REQUIRED TASK: Reproduce the records. Keep every word exact and include no images.

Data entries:
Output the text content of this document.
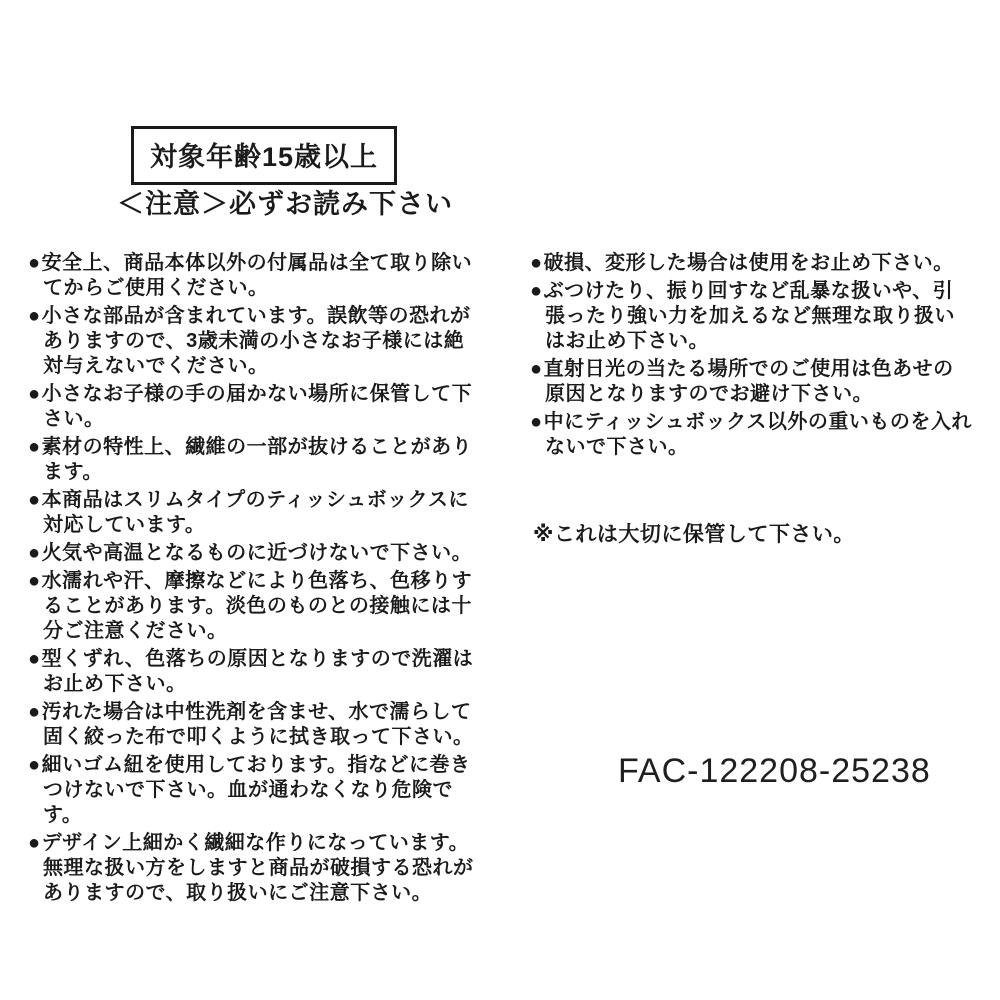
対象年齢15歳以上
＜注意＞必ずお読み下さい
●安全上、商品本体以外の付属品は全て取り除いてからご使用ください。
●小さな部品が含まれています。誤飲等の恐れがありますので、3歳未満の小さなお子様には絶対与えないでください。
●小さなお子様の手の届かない場所に保管して下さい。
●素材の特性上、繊維の一部が抜けることがあります。
●本商品はスリムタイプのティッシュボックスに対応しています。
●火気や高温となるものに近づけないで下さい。
●水濡れや汗、摩擦などにより色落ち、色移りすることがあります。淡色のものとの接触には十分ご注意ください。
●型くずれ、色落ちの原因となりますので洗濯はお止め下さい。
●汚れた場合は中性洗剤を含ませ、水で濡らして固く絞った布で叩くように拭き取って下さい。
●細いゴム紐を使用しております。指などに巻きつけないで下さい。血が通わなくなり危険です。
●デザイン上細かく繊細な作りになっています。無理な扱い方をしますと商品が破損する恐れがありますので、取り扱いにご注意下さい。
●破損、変形した場合は使用をお止め下さい。
●ぶつけたり、振り回すなど乱暴な扱いや、引張ったり強い力を加えるなど無理な取り扱いはお止め下さい。
●直射日光の当たる場所でのご使用は色あせの原因となりますのでお避け下さい。
●中にティッシュボックス以外の重いものを入れないで下さい。
※これは大切に保管して下さい。
FAC-122208-25238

SOLUTION TO THE PROBLEM:
Output the text content of this document.
対象年齢15歳以上
＜注意＞必ずお読み下さい
●安全上、商品本体以外の付属品は全て取り除いてからご使用ください。
●小さな部品が含まれています。誤飲等の恐れがありますので、3歳未満の小さなお子様には絶対与えないでください。
●小さなお子様の手の届かない場所に保管して下さい。
●素材の特性上、繊維の一部が抜けることがあります。
●本商品はスリムタイプのティッシュボックスに対応しています。
●火気や高温となるものに近づけないで下さい。
●水濡れや汗、摩擦などにより色落ち、色移りすることがあります。淡色のものとの接触には十分ご注意ください。
●型くずれ、色落ちの原因となりますので洗濯はお止め下さい。
●汚れた場合は中性洗剤を含ませ、水で濡らして固く絞った布で叩くように拭き取って下さい。
●細いゴム紐を使用しております。指などに巻きつけないで下さい。血が通わなくなり危険です。
●デザイン上細かく繊細な作りになっています。無理な扱い方をしますと商品が破損する恐れがありますので、取り扱いにご注意下さい。
●破損、変形した場合は使用をお止め下さい。
●ぶつけたり、振り回すなど乱暴な扱いや、引張ったり強い力を加えるなど無理な取り扱いはお止め下さい。
●直射日光の当たる場所でのご使用は色あせの原因となりますのでお避け下さい。
●中にティッシュボックス以外の重いものを入れないで下さい。
※これは大切に保管して下さい。
FAC-122208-25238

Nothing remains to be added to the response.